_Task description_:
The required output consists solely of the lines from the line containing "Output the underlying" through the end of the records, copied exactly.

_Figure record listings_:
-- start --

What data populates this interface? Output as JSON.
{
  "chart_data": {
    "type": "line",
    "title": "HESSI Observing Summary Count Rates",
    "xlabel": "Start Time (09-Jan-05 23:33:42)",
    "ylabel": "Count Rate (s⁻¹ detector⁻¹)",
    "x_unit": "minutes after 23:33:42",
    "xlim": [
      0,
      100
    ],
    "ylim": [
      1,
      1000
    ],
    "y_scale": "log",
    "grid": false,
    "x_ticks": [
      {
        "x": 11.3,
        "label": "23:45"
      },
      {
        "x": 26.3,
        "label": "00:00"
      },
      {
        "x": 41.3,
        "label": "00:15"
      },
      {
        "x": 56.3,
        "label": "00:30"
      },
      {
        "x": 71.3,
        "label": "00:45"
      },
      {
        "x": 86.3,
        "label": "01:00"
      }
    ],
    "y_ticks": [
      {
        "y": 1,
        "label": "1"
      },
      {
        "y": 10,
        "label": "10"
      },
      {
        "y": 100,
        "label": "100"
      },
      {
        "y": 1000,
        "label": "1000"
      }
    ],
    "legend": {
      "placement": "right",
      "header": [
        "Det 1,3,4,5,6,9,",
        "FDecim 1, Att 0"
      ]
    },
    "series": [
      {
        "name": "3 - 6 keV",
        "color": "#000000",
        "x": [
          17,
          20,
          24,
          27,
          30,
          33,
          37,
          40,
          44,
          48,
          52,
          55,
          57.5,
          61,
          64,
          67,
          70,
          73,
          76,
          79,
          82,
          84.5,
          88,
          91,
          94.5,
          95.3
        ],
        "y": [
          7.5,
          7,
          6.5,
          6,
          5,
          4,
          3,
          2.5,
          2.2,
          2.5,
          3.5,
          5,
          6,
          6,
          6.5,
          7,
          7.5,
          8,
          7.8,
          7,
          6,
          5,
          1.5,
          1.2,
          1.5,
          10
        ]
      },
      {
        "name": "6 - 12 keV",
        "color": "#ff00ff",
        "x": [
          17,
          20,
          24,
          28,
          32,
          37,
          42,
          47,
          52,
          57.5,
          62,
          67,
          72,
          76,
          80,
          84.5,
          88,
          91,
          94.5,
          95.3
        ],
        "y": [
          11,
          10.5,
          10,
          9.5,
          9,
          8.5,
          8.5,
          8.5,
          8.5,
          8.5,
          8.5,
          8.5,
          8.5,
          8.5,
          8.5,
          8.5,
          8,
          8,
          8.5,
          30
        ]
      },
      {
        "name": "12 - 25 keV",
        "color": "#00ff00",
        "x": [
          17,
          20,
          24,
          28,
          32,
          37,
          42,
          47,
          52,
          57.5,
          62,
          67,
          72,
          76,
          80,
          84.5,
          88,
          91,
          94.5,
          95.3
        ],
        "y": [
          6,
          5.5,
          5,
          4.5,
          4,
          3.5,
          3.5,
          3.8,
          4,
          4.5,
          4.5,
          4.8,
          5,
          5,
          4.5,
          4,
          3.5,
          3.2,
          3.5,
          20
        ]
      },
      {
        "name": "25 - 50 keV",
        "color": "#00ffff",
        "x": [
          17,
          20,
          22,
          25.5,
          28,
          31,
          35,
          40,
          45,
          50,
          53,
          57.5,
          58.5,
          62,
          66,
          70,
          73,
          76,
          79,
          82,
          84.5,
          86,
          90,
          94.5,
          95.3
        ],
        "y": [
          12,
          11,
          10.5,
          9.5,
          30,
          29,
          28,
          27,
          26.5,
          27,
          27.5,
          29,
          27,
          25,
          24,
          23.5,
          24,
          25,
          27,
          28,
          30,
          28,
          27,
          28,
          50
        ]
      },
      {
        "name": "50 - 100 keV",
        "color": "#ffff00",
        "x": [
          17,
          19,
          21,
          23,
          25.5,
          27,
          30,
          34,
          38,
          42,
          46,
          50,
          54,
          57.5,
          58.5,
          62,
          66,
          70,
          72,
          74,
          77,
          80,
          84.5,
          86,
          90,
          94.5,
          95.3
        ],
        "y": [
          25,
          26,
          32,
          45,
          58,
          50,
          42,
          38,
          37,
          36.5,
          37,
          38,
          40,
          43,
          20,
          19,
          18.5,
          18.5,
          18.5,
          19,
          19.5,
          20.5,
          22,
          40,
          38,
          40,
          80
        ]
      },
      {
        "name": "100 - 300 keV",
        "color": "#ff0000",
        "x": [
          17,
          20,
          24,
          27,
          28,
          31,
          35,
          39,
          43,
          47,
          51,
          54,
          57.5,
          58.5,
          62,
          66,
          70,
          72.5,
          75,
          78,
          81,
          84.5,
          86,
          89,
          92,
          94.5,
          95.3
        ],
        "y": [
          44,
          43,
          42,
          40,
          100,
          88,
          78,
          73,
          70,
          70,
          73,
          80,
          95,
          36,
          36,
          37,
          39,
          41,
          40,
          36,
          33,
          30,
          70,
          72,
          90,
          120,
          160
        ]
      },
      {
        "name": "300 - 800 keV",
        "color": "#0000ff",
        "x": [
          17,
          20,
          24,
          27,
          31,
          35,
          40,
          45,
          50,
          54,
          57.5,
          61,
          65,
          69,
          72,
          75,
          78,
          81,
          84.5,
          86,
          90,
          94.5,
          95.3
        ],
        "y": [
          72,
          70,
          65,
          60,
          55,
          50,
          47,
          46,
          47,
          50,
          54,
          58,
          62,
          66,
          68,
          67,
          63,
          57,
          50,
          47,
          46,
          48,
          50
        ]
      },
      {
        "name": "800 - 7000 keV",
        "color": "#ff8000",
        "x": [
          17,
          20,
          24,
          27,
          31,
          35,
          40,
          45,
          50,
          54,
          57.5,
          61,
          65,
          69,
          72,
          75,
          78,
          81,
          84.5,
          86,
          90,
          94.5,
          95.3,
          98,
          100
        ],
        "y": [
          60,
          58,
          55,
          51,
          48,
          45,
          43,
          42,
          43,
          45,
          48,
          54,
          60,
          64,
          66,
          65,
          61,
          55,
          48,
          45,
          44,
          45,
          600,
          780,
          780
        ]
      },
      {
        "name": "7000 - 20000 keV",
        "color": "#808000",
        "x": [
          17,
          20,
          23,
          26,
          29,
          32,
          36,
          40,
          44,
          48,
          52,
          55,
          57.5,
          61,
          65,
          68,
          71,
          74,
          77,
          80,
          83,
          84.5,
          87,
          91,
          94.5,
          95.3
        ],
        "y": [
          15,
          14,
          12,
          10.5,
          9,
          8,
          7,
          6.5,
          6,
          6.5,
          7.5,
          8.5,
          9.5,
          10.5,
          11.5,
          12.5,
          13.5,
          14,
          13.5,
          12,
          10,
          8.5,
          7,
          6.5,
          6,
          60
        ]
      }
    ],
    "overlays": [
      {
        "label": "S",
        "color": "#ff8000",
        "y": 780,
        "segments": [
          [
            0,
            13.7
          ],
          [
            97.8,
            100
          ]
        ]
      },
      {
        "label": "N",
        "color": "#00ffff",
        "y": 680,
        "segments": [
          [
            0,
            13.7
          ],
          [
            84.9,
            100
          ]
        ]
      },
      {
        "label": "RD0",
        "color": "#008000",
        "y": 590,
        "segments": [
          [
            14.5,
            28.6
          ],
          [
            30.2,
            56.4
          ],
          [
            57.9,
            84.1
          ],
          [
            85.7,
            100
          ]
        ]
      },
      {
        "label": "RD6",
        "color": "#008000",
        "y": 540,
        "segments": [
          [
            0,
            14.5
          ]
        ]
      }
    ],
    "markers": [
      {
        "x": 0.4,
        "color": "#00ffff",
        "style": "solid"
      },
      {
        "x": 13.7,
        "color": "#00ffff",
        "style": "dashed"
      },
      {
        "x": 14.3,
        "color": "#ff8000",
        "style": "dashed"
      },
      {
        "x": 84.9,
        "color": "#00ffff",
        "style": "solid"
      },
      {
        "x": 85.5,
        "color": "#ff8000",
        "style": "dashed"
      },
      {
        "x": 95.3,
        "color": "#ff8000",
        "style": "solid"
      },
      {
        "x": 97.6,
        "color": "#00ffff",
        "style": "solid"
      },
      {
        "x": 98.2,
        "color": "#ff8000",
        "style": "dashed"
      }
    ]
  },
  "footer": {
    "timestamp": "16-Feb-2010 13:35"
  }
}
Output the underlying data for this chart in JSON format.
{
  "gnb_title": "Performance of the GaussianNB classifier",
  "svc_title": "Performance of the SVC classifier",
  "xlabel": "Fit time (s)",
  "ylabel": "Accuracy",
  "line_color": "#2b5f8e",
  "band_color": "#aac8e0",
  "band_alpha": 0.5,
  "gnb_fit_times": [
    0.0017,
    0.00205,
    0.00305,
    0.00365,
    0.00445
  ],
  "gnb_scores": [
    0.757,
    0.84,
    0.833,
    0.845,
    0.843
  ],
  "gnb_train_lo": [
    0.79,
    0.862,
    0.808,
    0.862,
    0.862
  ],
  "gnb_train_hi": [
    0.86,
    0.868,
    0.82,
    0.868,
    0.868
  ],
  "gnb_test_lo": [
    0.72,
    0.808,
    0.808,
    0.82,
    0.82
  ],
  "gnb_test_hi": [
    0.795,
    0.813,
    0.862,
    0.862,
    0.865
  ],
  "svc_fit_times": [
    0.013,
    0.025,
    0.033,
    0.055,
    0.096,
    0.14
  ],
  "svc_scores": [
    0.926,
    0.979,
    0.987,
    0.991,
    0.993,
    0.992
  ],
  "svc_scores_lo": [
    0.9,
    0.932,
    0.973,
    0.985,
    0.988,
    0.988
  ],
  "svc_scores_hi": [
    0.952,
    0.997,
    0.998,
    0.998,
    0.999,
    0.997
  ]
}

-- end --

_Output below_:
Output the underlying data for this chart in JSON format.
{
  "gnb_title": "Performance of the GaussianNB classifier",
  "svc_title": "Performance of the SVC classifier",
  "xlabel": "Fit time (s)",
  "ylabel": "Accuracy",
  "line_color": "#2b5f8e",
  "band_color": "#aac8e0",
  "band_alpha": 0.5,
  "gnb_fit_times": [
    0.0017,
    0.00205,
    0.00305,
    0.00365,
    0.00445
  ],
  "gnb_scores": [
    0.757,
    0.84,
    0.833,
    0.845,
    0.843
  ],
  "gnb_train_lo": [
    0.79,
    0.862,
    0.808,
    0.862,
    0.862
  ],
  "gnb_train_hi": [
    0.86,
    0.868,
    0.82,
    0.868,
    0.868
  ],
  "gnb_test_lo": [
    0.72,
    0.808,
    0.808,
    0.82,
    0.82
  ],
  "gnb_test_hi": [
    0.795,
    0.813,
    0.862,
    0.862,
    0.865
  ],
  "svc_fit_times": [
    0.013,
    0.025,
    0.033,
    0.055,
    0.096,
    0.14
  ],
  "svc_scores": [
    0.926,
    0.979,
    0.987,
    0.991,
    0.993,
    0.992
  ],
  "svc_scores_lo": [
    0.9,
    0.932,
    0.973,
    0.985,
    0.988,
    0.988
  ],
  "svc_scores_hi": [
    0.952,
    0.997,
    0.998,
    0.998,
    0.999,
    0.997
  ]
}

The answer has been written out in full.